- WORK INSTRUCTIONS -
Write out every entry word for word.

---- TASK MATERIAL

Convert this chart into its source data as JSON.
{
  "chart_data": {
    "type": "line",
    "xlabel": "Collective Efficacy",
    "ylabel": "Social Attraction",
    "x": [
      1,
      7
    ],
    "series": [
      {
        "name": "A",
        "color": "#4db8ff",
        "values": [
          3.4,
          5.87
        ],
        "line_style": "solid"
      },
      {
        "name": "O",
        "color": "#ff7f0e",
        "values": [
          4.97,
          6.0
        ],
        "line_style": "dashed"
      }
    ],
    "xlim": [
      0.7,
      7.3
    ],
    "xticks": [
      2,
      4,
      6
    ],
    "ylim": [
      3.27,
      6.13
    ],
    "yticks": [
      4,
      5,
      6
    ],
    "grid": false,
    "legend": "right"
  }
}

--------

- WRITTEN RESPONSE -
Convert this chart into its source data as JSON.
{
  "chart_data": {
    "type": "line",
    "xlabel": "Collective Efficacy",
    "ylabel": "Social Attraction",
    "x": [
      1,
      7
    ],
    "series": [
      {
        "name": "A",
        "color": "#4db8ff",
        "values": [
          3.4,
          5.87
        ],
        "line_style": "solid"
      },
      {
        "name": "O",
        "color": "#ff7f0e",
        "values": [
          4.97,
          6.0
        ],
        "line_style": "dashed"
      }
    ],
    "xlim": [
      0.7,
      7.3
    ],
    "xticks": [
      2,
      4,
      6
    ],
    "ylim": [
      3.27,
      6.13
    ],
    "yticks": [
      4,
      5,
      6
    ],
    "grid": false,
    "legend": "right"
  }
}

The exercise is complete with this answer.